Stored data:
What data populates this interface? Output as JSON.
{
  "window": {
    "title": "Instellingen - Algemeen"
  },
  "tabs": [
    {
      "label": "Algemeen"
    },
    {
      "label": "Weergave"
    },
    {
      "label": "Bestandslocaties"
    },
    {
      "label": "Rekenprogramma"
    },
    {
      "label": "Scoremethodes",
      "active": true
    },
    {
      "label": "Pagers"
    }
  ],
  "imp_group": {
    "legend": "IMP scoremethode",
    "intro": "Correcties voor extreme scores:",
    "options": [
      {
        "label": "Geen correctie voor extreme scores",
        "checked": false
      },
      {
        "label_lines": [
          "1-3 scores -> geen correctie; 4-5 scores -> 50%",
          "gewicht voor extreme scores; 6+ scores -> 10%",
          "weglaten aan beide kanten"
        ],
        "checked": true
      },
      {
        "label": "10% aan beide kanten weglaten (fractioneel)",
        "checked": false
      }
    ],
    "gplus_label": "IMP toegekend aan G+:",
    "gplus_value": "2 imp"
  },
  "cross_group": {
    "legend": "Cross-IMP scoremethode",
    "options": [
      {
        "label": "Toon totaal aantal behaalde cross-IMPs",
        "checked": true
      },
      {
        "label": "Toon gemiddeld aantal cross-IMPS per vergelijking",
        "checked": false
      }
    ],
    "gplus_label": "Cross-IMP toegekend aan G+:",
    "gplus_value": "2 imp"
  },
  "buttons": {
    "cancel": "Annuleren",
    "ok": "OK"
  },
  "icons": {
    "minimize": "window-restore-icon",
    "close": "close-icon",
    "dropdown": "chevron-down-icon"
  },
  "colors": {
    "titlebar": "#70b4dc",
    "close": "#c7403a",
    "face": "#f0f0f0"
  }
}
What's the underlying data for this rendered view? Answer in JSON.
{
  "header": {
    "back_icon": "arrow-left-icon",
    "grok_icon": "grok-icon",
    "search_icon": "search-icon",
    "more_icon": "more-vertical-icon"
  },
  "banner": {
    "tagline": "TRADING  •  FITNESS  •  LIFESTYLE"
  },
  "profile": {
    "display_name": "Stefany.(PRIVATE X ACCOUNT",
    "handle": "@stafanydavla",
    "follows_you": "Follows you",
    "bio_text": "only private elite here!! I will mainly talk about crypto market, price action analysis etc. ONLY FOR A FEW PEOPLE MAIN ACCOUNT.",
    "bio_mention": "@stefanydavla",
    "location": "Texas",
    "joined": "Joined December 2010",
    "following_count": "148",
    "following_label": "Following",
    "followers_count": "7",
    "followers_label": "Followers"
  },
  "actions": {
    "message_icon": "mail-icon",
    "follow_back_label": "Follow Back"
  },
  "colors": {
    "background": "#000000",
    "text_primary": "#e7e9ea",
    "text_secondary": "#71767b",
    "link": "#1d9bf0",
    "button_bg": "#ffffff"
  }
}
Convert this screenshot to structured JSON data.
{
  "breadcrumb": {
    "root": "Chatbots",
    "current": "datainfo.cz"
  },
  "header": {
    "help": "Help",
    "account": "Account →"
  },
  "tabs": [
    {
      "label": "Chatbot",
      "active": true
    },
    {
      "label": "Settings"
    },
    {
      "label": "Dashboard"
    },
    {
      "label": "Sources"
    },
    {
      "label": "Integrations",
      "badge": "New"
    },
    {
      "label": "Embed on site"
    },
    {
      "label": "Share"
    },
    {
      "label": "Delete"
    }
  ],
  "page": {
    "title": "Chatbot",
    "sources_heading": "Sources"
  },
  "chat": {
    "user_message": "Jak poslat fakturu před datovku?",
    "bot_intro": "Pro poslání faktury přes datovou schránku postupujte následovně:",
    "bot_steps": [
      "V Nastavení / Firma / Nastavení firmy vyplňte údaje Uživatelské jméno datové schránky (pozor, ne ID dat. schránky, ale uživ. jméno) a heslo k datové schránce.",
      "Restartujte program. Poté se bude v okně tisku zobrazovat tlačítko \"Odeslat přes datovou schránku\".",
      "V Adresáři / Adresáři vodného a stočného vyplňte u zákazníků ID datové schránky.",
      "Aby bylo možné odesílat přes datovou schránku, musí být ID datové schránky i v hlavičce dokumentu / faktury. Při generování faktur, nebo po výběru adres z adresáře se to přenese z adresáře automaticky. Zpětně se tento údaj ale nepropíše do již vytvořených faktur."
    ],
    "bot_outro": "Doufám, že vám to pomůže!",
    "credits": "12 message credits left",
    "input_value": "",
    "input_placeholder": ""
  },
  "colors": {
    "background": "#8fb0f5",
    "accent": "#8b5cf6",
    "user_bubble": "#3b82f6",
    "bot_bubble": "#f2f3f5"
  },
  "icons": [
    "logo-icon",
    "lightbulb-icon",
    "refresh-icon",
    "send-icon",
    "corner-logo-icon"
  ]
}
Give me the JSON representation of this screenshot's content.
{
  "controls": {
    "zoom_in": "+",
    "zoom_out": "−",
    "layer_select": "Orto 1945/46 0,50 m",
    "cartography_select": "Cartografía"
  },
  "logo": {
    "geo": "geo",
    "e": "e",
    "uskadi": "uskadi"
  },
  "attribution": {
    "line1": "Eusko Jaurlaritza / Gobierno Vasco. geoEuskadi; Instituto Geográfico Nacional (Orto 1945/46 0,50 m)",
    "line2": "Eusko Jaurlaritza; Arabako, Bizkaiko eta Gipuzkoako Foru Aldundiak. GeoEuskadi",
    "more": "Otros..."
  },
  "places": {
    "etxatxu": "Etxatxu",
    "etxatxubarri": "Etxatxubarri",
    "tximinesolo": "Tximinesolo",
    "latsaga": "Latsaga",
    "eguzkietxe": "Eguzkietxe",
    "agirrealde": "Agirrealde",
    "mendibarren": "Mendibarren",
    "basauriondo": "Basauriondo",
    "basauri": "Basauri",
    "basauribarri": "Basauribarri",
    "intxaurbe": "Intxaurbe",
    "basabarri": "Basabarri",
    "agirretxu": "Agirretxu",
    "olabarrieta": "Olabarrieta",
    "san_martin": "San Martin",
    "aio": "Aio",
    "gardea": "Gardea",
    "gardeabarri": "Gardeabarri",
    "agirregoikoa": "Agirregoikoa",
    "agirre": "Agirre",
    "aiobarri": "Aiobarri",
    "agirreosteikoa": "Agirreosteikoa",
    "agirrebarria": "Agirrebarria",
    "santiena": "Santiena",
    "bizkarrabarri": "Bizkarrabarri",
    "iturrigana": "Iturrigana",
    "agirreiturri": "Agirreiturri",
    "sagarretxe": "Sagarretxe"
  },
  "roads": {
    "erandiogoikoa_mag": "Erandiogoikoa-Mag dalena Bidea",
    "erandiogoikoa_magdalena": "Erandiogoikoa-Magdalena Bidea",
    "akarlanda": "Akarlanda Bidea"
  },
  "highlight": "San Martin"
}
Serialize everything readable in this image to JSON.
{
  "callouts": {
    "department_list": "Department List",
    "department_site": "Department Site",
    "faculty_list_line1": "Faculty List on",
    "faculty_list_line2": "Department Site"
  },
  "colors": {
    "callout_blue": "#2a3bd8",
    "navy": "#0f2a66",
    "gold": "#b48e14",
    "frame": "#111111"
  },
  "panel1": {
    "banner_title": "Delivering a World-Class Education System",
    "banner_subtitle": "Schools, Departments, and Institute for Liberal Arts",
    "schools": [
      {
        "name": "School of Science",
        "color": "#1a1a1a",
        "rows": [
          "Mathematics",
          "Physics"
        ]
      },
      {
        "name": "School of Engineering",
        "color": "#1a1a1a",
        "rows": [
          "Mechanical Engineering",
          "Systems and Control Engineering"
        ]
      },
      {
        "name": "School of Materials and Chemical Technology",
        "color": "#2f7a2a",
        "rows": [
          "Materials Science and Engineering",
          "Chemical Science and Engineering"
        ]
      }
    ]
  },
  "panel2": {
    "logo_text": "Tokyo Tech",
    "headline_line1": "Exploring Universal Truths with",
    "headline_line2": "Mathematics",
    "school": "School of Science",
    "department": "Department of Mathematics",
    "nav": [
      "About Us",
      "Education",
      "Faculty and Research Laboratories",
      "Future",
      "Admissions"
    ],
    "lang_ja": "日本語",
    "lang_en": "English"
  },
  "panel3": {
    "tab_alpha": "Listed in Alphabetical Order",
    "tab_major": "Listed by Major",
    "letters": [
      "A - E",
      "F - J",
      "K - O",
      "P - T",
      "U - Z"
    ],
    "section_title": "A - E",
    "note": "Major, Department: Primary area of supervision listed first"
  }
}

REQUIRED WORK:
Where a line above holds the string "screenshot", show that line.

RESULT OF THIS TASK:
Convert this screenshot to structured JSON data.
Give me the JSON representation of this screenshot's content.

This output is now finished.